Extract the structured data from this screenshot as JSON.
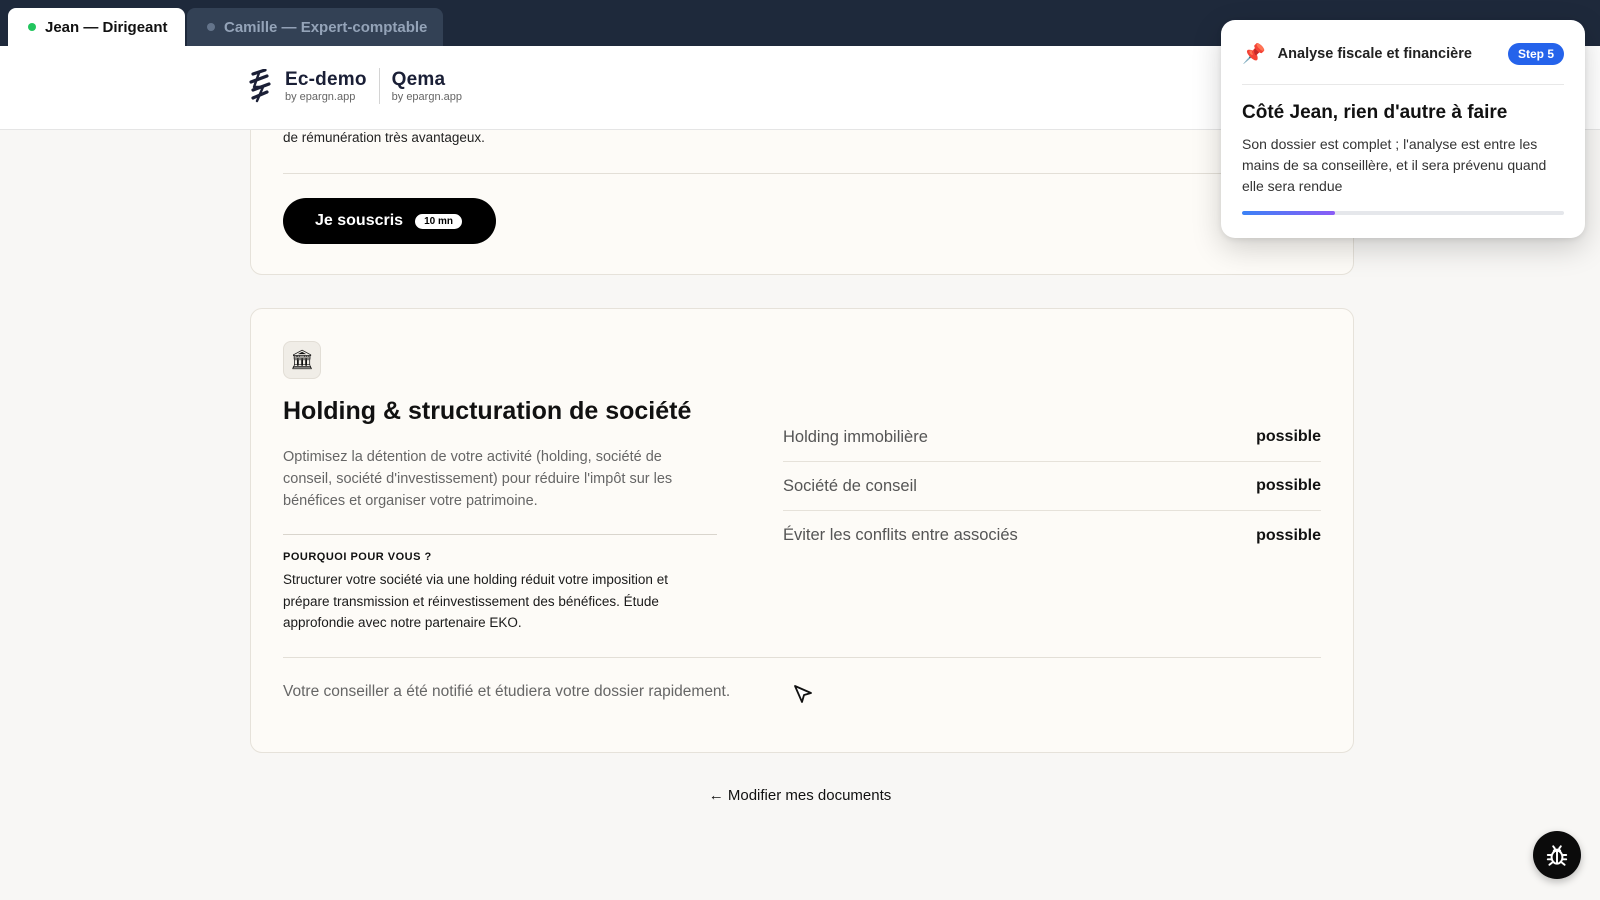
{
  "tabs": [
    {
      "label": "Jean — Dirigeant",
      "active": true,
      "status_color": "#22c55e"
    },
    {
      "label": "Camille — Expert-comptable",
      "active": false,
      "status_color": "#64748b"
    }
  ],
  "header": {
    "brand_primary": {
      "name": "Ec-demo",
      "sub": "by epargn.app"
    },
    "brand_secondary": {
      "name": "Qema",
      "sub": "by epargn.app"
    }
  },
  "top_card": {
    "clipped_text": "de rémunération très avantageux.",
    "subscribe_label": "Je souscris",
    "subscribe_duration": "10 mn"
  },
  "holding_card": {
    "icon": "bank-icon",
    "title": "Holding & structuration de société",
    "description": "Optimisez la détention de votre activité (holding, société de conseil, société d'investissement) pour réduire l'impôt sur les bénéfices et organiser votre patrimoine.",
    "why_label": "POURQUOI POUR VOUS ?",
    "why_text": "Structurer votre société via une holding réduit votre imposition et prépare transmission et réinvestissement des bénéfices. Étude approfondie avec notre partenaire EKO.",
    "features": [
      {
        "name": "Holding immobilière",
        "value": "possible"
      },
      {
        "name": "Société de conseil",
        "value": "possible"
      },
      {
        "name": "Éviter les conflits entre associés",
        "value": "possible"
      }
    ],
    "notified_text": "Votre conseiller a été notifié et étudiera votre dossier rapidement."
  },
  "modify_link": "← Modifier mes documents",
  "popover": {
    "icon": "pushpin-icon",
    "category": "Analyse fiscale et financière",
    "step": "Step 5",
    "title": "Côté Jean, rien d'autre à faire",
    "body": "Son dossier est complet ; l'analyse est entre les mains de sa conseillère, et il sera prévenu quand elle sera rendue",
    "progress": 0.29,
    "accent": "#2563eb"
  },
  "bug_button": {
    "icon": "bug-icon"
  }
}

□ □ □

▶ **Brief**: Repeat each entry exactly as it appears; skip any picture.

▶ **Completed exercise**:
Extract the structured data from this screenshot as JSON.
{
  "tabs": [
    {
      "label": "Jean — Dirigeant",
      "active": true,
      "status_color": "#22c55e"
    },
    {
      "label": "Camille — Expert-comptable",
      "active": false,
      "status_color": "#64748b"
    }
  ],
  "header": {
    "brand_primary": {
      "name": "Ec-demo",
      "sub": "by epargn.app"
    },
    "brand_secondary": {
      "name": "Qema",
      "sub": "by epargn.app"
    }
  },
  "top_card": {
    "clipped_text": "de rémunération très avantageux.",
    "subscribe_label": "Je souscris",
    "subscribe_duration": "10 mn"
  },
  "holding_card": {
    "icon": "bank-icon",
    "title": "Holding & structuration de société",
    "description": "Optimisez la détention de votre activité (holding, société de conseil, société d'investissement) pour réduire l'impôt sur les bénéfices et organiser votre patrimoine.",
    "why_label": "POURQUOI POUR VOUS ?",
    "why_text": "Structurer votre société via une holding réduit votre imposition et prépare transmission et réinvestissement des bénéfices. Étude approfondie avec notre partenaire EKO.",
    "features": [
      {
        "name": "Holding immobilière",
        "value": "possible"
      },
      {
        "name": "Société de conseil",
        "value": "possible"
      },
      {
        "name": "Éviter les conflits entre associés",
        "value": "possible"
      }
    ],
    "notified_text": "Votre conseiller a été notifié et étudiera votre dossier rapidement."
  },
  "modify_link": "← Modifier mes documents",
  "popover": {
    "icon": "pushpin-icon",
    "category": "Analyse fiscale et financière",
    "step": "Step 5",
    "title": "Côté Jean, rien d'autre à faire",
    "body": "Son dossier est complet ; l'analyse est entre les mains de sa conseillère, et il sera prévenu quand elle sera rendue",
    "progress": 0.29,
    "accent": "#2563eb"
  },
  "bug_button": {
    "icon": "bug-icon"
  }
}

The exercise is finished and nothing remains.